--- DATA SHOWN ---
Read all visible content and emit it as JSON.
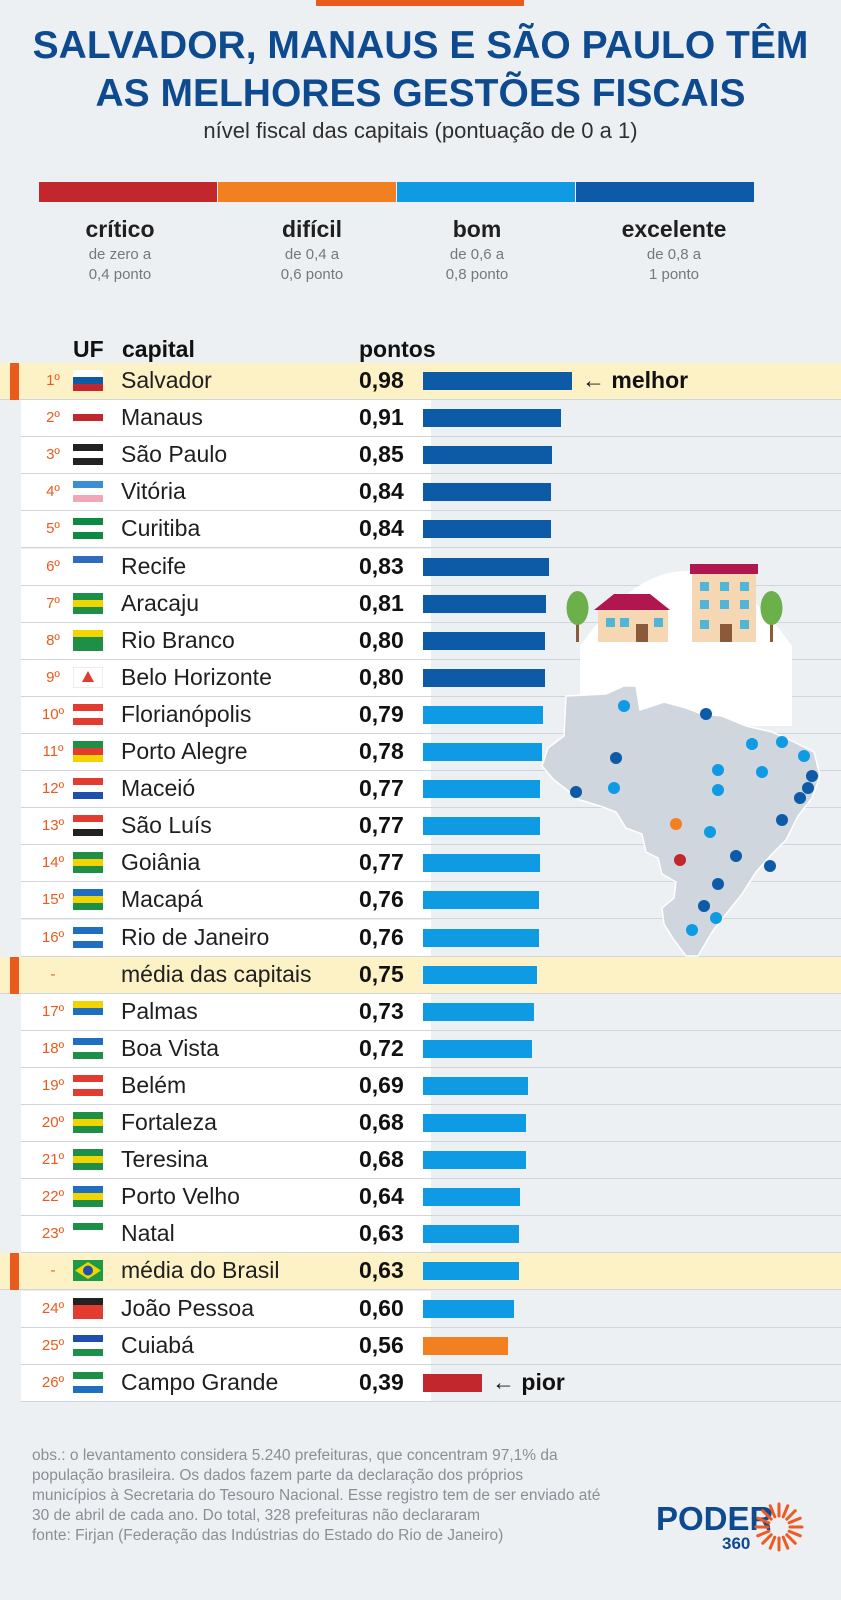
{
  "title_lines": [
    "SALVADOR, MANAUS E SÃO PAULO TÊM",
    "AS MELHORES GESTÕES FISCAIS"
  ],
  "subtitle": "nível fiscal das capitais (pontuação de 0 a 1)",
  "scale": [
    {
      "name": "crítico",
      "range1": "de zero a",
      "range2": "0,4 ponto",
      "color": "#c1272d"
    },
    {
      "name": "difícil",
      "range1": "de 0,4 a",
      "range2": "0,6 ponto",
      "color": "#f38020"
    },
    {
      "name": "bom",
      "range1": "de 0,6 a",
      "range2": "0,8 ponto",
      "color": "#0f9be3"
    },
    {
      "name": "excelente",
      "range1": "de 0,8 a",
      "range2": "1 ponto",
      "color": "#0d5aa7"
    }
  ],
  "headers": {
    "uf": "UF",
    "capital": "capital",
    "points": "pontos"
  },
  "chart_data": {
    "type": "bar",
    "orientation": "horizontal",
    "xlim": [
      0,
      1
    ],
    "rows": [
      {
        "rank": "1º",
        "capital": "Salvador",
        "value": 0.98,
        "label": "0,98",
        "note": "← melhor",
        "highlight": true,
        "flag": "ba"
      },
      {
        "rank": "2º",
        "capital": "Manaus",
        "value": 0.91,
        "label": "0,91",
        "flag": "am"
      },
      {
        "rank": "3º",
        "capital": "São Paulo",
        "value": 0.85,
        "label": "0,85",
        "flag": "sp"
      },
      {
        "rank": "4º",
        "capital": "Vitória",
        "value": 0.84,
        "label": "0,84",
        "flag": "es"
      },
      {
        "rank": "5º",
        "capital": "Curitiba",
        "value": 0.84,
        "label": "0,84",
        "flag": "pr"
      },
      {
        "rank": "6º",
        "capital": "Recife",
        "value": 0.83,
        "label": "0,83",
        "flag": "pe"
      },
      {
        "rank": "7º",
        "capital": "Aracaju",
        "value": 0.81,
        "label": "0,81",
        "flag": "se"
      },
      {
        "rank": "8º",
        "capital": "Rio Branco",
        "value": 0.8,
        "label": "0,80",
        "flag": "ac"
      },
      {
        "rank": "9º",
        "capital": "Belo Horizonte",
        "value": 0.8,
        "label": "0,80",
        "flag": "mg"
      },
      {
        "rank": "10º",
        "capital": "Florianópolis",
        "value": 0.79,
        "label": "0,79",
        "flag": "sc"
      },
      {
        "rank": "11º",
        "capital": "Porto Alegre",
        "value": 0.78,
        "label": "0,78",
        "flag": "rs"
      },
      {
        "rank": "12º",
        "capital": "Maceió",
        "value": 0.77,
        "label": "0,77",
        "flag": "al"
      },
      {
        "rank": "13º",
        "capital": "São Luís",
        "value": 0.77,
        "label": "0,77",
        "flag": "ma"
      },
      {
        "rank": "14º",
        "capital": "Goiânia",
        "value": 0.77,
        "label": "0,77",
        "flag": "go"
      },
      {
        "rank": "15º",
        "capital": "Macapá",
        "value": 0.76,
        "label": "0,76",
        "flag": "ap"
      },
      {
        "rank": "16º",
        "capital": "Rio de Janeiro",
        "value": 0.76,
        "label": "0,76",
        "flag": "rj"
      },
      {
        "rank": "-",
        "capital": "média das capitais",
        "value": 0.75,
        "label": "0,75",
        "highlight": true,
        "flag": ""
      },
      {
        "rank": "17º",
        "capital": "Palmas",
        "value": 0.73,
        "label": "0,73",
        "flag": "to"
      },
      {
        "rank": "18º",
        "capital": "Boa Vista",
        "value": 0.72,
        "label": "0,72",
        "flag": "rr"
      },
      {
        "rank": "19º",
        "capital": "Belém",
        "value": 0.69,
        "label": "0,69",
        "flag": "pa"
      },
      {
        "rank": "20º",
        "capital": "Fortaleza",
        "value": 0.68,
        "label": "0,68",
        "flag": "ce"
      },
      {
        "rank": "21º",
        "capital": "Teresina",
        "value": 0.68,
        "label": "0,68",
        "flag": "pi"
      },
      {
        "rank": "22º",
        "capital": "Porto Velho",
        "value": 0.64,
        "label": "0,64",
        "flag": "ro"
      },
      {
        "rank": "23º",
        "capital": "Natal",
        "value": 0.63,
        "label": "0,63",
        "flag": "rn"
      },
      {
        "rank": "-",
        "capital": "média do Brasil",
        "value": 0.63,
        "label": "0,63",
        "highlight": true,
        "flag": "br"
      },
      {
        "rank": "24º",
        "capital": "João Pessoa",
        "value": 0.6,
        "label": "0,60",
        "flag": "pb"
      },
      {
        "rank": "25º",
        "capital": "Cuiabá",
        "value": 0.56,
        "label": "0,56",
        "flag": "mt"
      },
      {
        "rank": "26º",
        "capital": "Campo Grande",
        "value": 0.39,
        "label": "0,39",
        "note": "← pior",
        "flag": "ms"
      }
    ]
  },
  "footer_lines": [
    "obs.: o levantamento considera 5.240 prefeituras, que concentram 97,1% da",
    "população brasileira. Os dados fazem parte da declaração dos próprios",
    "municípios à Secretaria do Tesouro Nacional. Esse registro tem de ser enviado até",
    "30 de abril de cada ano. Do total, 328 prefeituras não declararam",
    "fonte: Firjan (Federação das Indústrias do Estado do Rio de Janeiro)"
  ],
  "logo": {
    "word": "PODER",
    "num": "360"
  }
}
---
GOAL =>
State the count of lines with the word "Janeiro" in them, and write nothing else.

CORRECT OUTPUT =>
2